ABOUT THIS EXERCISE:
The required output is all lines below that contain the word "image".

---+---

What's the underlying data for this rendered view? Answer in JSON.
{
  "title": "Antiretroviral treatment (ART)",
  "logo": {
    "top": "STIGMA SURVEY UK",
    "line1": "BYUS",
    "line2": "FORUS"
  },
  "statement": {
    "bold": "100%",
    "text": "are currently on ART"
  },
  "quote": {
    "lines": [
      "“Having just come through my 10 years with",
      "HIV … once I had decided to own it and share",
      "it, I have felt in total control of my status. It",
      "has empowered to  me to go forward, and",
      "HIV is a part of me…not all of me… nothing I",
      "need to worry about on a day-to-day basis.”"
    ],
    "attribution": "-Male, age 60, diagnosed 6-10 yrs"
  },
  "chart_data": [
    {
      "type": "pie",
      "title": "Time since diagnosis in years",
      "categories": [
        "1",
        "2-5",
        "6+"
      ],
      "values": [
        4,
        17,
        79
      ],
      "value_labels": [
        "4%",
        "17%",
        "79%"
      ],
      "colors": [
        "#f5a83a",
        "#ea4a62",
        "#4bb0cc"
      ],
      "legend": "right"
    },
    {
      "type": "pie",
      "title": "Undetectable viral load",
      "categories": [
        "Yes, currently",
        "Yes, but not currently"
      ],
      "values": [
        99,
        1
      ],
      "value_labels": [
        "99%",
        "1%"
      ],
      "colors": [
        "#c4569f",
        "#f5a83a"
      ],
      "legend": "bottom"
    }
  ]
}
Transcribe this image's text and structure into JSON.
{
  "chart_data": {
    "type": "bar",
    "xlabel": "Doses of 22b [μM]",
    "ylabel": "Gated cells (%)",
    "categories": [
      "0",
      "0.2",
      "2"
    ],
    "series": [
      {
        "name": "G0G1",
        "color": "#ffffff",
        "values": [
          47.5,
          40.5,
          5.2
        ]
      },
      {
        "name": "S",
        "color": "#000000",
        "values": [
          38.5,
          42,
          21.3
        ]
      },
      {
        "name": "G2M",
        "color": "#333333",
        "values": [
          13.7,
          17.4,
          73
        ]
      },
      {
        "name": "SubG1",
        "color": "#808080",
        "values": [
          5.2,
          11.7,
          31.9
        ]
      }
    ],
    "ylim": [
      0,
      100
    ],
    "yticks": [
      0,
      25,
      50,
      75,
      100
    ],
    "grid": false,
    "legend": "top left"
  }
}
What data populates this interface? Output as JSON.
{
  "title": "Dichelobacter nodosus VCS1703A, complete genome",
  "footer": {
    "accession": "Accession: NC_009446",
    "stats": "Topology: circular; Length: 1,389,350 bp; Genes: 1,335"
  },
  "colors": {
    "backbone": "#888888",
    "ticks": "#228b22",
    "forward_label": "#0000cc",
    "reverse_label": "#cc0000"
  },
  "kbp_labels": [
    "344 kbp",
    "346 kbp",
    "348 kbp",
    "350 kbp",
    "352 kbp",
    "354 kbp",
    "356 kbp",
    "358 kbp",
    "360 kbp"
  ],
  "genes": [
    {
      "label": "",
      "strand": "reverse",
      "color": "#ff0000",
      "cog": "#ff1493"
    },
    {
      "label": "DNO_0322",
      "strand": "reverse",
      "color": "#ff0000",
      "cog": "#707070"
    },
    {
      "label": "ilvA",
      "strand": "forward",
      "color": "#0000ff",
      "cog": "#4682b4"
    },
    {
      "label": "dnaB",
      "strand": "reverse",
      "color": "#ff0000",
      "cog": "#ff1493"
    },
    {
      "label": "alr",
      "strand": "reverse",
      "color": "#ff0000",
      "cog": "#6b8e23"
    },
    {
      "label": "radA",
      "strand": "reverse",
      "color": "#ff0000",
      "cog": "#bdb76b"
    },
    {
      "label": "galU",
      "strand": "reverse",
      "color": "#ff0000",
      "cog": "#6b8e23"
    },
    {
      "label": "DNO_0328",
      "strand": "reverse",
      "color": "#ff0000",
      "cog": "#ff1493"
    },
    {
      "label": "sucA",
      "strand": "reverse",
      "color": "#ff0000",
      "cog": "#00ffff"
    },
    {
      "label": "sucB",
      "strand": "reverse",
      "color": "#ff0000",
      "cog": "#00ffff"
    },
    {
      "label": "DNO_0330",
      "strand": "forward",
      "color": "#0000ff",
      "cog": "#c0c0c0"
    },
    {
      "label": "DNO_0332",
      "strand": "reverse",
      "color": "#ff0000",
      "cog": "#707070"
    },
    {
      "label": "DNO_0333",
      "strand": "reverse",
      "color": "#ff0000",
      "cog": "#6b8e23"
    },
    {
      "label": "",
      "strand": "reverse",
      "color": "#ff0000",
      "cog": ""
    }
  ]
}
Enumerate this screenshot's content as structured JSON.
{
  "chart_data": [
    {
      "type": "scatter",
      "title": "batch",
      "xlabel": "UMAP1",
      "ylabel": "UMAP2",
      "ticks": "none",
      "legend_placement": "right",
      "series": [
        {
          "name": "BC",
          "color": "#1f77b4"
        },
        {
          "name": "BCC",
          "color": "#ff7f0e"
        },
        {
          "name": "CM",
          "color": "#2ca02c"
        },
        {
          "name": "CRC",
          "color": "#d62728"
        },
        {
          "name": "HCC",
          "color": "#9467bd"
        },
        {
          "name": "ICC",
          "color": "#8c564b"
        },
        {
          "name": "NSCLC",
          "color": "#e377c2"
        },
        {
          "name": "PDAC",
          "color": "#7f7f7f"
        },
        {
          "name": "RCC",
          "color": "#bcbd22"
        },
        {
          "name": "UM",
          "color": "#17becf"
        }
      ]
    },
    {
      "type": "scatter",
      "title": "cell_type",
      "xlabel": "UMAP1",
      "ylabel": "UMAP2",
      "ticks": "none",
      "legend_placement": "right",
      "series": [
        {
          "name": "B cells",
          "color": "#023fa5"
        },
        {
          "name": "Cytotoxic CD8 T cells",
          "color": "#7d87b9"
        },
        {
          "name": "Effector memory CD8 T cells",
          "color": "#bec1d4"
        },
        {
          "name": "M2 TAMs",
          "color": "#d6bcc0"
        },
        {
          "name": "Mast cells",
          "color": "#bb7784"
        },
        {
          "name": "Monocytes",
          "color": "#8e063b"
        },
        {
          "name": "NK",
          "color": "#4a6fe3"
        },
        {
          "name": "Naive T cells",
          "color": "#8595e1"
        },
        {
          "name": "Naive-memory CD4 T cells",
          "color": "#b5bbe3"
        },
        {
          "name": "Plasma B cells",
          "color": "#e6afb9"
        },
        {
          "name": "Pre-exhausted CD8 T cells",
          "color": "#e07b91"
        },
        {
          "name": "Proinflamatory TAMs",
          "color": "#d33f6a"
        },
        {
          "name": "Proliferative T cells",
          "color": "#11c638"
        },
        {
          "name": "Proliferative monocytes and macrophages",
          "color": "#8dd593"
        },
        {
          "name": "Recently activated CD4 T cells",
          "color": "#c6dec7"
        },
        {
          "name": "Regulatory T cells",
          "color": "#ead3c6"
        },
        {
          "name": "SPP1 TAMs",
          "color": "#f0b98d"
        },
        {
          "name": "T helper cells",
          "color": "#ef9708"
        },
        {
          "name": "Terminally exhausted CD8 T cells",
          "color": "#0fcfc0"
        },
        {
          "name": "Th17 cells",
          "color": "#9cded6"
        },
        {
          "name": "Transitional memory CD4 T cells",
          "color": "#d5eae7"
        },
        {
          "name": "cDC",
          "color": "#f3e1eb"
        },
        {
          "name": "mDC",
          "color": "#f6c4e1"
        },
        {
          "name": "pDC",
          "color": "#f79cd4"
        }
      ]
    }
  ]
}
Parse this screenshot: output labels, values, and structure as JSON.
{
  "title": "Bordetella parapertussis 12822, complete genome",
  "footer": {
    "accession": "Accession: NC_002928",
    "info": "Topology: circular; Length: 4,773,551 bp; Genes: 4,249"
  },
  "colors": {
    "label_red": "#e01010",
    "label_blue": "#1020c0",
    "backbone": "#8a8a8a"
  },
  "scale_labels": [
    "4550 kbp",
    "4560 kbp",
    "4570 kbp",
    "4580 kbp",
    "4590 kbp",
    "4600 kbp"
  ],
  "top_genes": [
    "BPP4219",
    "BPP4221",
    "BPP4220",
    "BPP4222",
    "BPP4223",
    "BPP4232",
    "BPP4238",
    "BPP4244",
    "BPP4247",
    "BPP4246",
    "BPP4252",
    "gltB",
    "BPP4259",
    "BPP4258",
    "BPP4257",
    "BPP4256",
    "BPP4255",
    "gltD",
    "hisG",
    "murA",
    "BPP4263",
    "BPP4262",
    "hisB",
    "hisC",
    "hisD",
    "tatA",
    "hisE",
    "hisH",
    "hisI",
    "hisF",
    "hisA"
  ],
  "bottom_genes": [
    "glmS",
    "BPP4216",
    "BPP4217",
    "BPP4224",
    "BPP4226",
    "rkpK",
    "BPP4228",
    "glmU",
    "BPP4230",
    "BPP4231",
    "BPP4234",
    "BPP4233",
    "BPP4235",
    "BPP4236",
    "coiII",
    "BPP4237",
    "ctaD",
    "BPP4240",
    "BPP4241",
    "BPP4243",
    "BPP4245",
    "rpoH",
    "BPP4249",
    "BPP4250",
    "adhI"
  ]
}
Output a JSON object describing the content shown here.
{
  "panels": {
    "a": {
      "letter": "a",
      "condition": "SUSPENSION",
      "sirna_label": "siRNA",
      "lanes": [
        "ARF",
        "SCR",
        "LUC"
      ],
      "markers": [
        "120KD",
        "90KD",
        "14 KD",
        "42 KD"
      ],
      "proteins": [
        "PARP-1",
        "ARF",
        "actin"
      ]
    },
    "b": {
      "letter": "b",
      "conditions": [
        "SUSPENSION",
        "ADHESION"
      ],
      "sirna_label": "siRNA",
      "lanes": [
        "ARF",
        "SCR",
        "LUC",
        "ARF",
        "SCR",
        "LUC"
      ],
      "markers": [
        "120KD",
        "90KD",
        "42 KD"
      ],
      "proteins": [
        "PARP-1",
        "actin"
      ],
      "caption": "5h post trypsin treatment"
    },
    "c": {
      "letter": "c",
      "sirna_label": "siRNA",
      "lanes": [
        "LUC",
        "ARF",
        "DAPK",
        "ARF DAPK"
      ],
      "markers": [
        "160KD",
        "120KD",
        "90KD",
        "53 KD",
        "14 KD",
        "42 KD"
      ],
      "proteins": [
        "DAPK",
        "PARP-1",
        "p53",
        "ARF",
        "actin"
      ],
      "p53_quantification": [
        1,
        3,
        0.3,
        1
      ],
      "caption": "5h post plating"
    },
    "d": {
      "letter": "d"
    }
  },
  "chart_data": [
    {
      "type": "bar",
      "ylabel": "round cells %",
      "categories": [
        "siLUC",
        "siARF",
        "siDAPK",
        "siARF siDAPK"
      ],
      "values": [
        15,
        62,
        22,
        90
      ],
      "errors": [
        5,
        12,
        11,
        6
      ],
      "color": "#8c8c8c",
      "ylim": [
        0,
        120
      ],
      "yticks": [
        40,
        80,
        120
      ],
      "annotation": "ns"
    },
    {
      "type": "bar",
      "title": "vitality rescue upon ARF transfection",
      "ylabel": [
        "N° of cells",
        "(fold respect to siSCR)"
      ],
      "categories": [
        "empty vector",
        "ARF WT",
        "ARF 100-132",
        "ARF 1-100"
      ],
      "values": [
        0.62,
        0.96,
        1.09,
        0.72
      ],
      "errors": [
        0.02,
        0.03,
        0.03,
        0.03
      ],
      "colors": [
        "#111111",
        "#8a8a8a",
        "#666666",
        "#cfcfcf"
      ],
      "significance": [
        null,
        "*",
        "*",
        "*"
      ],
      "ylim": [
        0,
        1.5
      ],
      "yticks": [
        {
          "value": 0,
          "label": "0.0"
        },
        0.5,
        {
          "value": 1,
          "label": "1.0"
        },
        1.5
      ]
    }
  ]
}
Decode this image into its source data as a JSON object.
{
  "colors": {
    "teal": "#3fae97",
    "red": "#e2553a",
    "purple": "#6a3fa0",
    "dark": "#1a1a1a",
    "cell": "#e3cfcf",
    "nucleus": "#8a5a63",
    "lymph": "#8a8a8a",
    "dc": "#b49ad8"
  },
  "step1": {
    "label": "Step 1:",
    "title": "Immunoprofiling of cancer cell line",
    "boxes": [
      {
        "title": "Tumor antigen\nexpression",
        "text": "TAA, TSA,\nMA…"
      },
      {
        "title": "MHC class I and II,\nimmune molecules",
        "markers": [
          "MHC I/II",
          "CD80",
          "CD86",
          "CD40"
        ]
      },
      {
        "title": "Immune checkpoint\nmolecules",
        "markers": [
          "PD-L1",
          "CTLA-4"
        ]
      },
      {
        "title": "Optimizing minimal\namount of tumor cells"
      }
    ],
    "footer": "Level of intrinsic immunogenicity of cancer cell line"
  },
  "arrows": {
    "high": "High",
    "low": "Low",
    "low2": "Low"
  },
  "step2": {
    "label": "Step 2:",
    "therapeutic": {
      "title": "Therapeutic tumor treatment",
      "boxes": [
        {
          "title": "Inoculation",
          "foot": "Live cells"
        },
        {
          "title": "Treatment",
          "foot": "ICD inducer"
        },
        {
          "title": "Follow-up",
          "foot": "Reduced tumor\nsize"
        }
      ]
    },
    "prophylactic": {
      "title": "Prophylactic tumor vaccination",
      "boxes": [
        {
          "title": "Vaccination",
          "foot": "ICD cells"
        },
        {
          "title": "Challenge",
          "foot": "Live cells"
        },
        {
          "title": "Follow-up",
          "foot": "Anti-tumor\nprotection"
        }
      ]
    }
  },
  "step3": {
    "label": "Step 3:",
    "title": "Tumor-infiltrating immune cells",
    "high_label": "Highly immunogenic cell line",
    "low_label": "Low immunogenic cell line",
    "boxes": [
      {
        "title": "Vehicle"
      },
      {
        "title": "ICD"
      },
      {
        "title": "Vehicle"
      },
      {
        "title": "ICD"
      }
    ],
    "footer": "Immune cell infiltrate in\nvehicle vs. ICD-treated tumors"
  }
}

---+---

EXERCISE RESULT:
Transcribe this image's text and structure into JSON.
Decode this image into its source data as a JSON object.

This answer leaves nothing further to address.